## Listed records
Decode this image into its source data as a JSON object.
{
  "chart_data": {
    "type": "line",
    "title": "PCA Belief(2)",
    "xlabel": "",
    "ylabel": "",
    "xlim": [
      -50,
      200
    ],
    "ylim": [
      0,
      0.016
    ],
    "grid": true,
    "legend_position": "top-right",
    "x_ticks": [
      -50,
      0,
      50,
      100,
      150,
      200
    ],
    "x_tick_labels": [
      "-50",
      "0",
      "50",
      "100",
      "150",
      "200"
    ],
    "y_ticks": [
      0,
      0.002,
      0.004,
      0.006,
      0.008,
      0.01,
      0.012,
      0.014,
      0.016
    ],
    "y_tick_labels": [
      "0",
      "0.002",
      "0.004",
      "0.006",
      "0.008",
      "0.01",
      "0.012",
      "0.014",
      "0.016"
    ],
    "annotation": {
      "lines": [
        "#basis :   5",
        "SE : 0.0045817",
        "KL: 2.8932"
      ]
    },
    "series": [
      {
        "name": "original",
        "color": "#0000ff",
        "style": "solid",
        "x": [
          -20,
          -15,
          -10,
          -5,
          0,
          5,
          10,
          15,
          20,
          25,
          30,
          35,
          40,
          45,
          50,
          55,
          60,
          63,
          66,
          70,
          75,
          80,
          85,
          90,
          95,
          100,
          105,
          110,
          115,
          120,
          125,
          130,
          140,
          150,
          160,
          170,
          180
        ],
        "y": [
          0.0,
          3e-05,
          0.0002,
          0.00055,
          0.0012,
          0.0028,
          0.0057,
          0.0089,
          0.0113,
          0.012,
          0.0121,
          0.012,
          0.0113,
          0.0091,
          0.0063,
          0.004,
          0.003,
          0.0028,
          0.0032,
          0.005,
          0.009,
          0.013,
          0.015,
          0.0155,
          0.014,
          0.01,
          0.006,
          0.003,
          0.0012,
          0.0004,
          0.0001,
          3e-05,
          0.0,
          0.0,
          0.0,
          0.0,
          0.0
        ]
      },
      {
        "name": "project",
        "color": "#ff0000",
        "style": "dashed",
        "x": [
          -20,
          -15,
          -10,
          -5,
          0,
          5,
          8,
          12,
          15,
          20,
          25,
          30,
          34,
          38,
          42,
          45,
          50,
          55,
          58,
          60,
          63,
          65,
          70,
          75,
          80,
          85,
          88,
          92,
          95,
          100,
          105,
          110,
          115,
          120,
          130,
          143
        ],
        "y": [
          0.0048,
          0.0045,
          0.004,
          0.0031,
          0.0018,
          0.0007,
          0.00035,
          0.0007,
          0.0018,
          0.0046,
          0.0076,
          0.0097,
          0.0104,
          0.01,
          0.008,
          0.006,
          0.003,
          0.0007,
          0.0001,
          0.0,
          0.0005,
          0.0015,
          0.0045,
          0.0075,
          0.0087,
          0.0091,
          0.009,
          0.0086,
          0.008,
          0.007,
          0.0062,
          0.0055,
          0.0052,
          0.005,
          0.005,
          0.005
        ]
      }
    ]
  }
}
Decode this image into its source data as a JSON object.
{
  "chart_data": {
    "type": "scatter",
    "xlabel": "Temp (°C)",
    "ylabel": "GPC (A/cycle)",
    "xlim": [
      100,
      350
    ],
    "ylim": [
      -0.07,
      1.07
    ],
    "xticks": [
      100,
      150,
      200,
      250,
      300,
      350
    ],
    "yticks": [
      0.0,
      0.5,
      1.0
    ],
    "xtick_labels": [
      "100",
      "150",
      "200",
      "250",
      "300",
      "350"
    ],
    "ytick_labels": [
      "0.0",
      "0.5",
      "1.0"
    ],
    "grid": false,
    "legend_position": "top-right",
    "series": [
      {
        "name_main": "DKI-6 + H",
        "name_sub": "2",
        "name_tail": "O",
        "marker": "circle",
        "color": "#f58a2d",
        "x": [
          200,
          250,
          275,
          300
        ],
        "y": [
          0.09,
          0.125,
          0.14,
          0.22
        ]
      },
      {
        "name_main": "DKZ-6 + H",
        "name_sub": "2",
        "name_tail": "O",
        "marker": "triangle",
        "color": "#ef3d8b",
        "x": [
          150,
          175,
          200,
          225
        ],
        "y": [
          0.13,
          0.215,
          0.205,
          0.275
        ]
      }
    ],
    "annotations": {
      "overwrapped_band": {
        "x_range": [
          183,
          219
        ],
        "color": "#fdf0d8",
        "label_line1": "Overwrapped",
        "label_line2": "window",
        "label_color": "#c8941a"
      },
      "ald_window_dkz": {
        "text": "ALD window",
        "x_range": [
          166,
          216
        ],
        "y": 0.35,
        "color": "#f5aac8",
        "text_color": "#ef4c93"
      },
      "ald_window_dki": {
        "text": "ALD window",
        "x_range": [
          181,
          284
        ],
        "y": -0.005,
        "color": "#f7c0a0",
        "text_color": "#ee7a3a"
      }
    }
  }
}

* * *

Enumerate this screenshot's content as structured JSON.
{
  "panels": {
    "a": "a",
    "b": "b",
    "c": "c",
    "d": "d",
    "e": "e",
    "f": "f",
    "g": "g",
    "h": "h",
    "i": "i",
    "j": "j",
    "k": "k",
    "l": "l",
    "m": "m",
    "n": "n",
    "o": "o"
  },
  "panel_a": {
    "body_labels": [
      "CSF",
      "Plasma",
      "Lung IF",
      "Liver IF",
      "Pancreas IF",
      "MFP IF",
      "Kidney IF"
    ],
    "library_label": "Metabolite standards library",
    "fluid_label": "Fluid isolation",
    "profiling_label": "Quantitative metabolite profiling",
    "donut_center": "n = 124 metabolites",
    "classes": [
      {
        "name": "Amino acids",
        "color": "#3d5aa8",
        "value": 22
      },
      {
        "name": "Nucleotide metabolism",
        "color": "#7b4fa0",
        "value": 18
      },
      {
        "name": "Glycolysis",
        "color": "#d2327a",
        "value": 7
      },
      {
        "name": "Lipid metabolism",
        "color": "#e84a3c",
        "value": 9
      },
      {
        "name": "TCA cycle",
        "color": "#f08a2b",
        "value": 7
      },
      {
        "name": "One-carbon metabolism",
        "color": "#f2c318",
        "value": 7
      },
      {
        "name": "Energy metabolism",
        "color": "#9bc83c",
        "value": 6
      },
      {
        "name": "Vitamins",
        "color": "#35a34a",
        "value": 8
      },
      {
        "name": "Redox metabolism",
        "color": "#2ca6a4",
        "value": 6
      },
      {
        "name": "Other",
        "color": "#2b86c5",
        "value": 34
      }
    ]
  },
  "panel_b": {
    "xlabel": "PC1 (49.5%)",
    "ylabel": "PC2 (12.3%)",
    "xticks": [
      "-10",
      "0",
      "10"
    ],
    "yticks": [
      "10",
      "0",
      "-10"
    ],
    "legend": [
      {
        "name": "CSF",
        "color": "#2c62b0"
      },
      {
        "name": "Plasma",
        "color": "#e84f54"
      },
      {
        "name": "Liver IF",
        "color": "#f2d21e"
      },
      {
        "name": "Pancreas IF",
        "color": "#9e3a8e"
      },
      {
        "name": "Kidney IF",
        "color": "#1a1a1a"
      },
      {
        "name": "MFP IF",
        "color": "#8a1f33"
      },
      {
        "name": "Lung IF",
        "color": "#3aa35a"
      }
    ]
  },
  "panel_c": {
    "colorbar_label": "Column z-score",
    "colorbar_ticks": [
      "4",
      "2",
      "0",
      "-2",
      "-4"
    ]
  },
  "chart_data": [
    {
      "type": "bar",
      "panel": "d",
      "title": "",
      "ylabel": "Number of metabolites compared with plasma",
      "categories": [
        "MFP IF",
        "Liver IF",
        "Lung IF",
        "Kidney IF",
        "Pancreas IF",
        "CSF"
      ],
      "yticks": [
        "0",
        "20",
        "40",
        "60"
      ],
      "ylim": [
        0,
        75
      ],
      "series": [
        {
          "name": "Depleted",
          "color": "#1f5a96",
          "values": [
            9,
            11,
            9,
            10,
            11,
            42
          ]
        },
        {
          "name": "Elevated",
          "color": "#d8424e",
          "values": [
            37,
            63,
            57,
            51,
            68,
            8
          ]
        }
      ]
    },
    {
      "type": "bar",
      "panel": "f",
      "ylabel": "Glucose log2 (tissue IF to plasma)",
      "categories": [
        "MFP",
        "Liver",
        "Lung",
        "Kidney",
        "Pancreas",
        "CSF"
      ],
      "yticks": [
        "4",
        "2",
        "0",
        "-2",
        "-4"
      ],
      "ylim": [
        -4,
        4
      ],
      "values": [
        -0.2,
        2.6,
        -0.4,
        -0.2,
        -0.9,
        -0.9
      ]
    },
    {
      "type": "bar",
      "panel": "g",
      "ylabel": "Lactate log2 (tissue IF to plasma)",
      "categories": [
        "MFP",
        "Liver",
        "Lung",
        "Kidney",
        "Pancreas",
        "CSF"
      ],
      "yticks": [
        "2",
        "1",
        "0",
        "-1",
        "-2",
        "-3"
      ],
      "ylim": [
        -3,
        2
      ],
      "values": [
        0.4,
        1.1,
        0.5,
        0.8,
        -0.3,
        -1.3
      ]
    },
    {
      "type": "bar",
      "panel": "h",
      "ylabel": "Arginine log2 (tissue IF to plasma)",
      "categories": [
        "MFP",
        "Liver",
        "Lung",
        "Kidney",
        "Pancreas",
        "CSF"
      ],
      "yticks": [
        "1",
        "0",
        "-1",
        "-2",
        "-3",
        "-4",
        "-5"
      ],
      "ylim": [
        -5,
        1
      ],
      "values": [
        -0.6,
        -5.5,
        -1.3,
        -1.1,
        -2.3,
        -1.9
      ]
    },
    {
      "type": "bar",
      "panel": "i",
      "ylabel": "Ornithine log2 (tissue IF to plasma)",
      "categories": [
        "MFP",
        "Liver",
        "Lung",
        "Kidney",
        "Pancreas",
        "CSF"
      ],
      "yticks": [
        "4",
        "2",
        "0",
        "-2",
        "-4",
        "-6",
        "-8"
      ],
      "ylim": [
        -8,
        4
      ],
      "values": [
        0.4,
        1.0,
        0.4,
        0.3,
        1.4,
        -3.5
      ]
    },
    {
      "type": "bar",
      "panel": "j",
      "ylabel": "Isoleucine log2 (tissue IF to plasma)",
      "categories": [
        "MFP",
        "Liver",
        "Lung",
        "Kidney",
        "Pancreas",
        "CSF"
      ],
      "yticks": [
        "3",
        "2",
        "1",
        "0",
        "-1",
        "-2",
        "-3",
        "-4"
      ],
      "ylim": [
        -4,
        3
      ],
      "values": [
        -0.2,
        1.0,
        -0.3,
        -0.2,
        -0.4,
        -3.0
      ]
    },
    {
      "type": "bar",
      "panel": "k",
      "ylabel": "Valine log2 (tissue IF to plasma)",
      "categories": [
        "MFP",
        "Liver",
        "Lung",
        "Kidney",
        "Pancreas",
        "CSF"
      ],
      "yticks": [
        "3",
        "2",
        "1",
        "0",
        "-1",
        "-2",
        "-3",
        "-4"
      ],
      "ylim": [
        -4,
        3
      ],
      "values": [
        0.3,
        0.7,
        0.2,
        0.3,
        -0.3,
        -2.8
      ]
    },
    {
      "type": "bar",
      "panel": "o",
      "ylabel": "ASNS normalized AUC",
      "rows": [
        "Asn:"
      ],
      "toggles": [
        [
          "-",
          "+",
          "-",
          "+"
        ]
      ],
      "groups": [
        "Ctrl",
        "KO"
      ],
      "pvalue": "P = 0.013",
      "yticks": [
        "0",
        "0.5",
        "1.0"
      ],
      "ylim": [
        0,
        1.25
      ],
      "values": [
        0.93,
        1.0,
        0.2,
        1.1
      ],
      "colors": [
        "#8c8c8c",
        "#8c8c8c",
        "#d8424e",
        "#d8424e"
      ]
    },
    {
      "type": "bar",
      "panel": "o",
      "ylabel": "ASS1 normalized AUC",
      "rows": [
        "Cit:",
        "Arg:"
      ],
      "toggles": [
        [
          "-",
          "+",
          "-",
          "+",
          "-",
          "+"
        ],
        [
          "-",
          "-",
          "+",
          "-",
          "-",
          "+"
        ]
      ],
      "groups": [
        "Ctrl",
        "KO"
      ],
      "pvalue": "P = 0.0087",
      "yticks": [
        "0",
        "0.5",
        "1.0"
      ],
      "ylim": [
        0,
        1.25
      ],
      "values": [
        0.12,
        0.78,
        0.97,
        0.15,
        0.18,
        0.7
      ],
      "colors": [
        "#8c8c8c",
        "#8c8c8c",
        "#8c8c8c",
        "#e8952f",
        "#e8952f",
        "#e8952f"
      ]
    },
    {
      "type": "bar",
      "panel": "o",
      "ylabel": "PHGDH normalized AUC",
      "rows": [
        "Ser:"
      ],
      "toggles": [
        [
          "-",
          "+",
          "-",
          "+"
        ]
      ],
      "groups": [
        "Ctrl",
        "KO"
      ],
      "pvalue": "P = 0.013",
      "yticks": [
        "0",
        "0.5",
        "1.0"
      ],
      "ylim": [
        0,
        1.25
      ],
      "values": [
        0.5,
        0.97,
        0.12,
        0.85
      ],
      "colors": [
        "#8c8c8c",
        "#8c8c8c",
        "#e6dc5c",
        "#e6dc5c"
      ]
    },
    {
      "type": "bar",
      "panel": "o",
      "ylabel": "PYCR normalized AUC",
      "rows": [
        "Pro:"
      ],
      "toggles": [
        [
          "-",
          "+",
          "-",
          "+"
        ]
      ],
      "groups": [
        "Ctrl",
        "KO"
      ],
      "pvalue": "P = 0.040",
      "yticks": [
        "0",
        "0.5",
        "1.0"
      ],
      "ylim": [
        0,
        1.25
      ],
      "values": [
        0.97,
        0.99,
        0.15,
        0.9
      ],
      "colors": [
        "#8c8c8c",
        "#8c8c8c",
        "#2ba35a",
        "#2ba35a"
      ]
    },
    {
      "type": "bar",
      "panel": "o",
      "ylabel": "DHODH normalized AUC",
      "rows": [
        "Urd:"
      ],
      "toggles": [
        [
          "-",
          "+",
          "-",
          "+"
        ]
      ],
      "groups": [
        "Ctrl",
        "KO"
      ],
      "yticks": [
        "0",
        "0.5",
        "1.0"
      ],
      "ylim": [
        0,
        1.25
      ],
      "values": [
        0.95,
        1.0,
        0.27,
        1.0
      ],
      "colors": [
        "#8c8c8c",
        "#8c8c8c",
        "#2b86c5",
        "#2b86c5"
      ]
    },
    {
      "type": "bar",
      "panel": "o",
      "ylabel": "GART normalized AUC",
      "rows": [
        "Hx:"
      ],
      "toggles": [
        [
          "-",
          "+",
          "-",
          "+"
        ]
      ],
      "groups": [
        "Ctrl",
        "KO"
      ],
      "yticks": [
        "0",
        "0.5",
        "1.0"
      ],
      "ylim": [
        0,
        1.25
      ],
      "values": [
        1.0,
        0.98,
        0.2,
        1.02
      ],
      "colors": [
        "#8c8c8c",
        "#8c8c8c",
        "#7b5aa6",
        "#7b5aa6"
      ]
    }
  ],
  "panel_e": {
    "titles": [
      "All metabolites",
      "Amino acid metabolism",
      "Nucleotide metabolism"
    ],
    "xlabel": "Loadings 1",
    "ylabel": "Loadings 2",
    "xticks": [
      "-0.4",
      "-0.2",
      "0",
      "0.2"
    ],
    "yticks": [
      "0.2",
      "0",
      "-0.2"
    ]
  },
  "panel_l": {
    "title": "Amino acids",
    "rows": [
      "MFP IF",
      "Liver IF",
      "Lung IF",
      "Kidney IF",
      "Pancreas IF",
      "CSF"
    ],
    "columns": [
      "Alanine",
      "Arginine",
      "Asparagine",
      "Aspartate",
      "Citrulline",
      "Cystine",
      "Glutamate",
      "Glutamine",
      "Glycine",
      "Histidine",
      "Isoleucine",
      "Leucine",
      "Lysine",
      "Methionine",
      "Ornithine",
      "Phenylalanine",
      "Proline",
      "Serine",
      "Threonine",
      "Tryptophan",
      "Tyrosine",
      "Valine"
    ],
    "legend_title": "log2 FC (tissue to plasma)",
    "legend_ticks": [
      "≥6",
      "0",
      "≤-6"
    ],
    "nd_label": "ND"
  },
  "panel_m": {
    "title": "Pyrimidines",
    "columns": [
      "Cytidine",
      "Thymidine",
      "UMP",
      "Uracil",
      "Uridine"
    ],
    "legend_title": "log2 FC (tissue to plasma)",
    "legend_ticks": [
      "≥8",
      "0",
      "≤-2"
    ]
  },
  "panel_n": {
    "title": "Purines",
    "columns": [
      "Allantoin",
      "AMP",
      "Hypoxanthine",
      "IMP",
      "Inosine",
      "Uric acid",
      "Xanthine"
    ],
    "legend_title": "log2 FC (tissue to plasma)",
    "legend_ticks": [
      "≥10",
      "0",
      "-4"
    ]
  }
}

## What to work on
Look through the material above and work out how many of its lines contain "Arginine". State the number only.

## Full response
2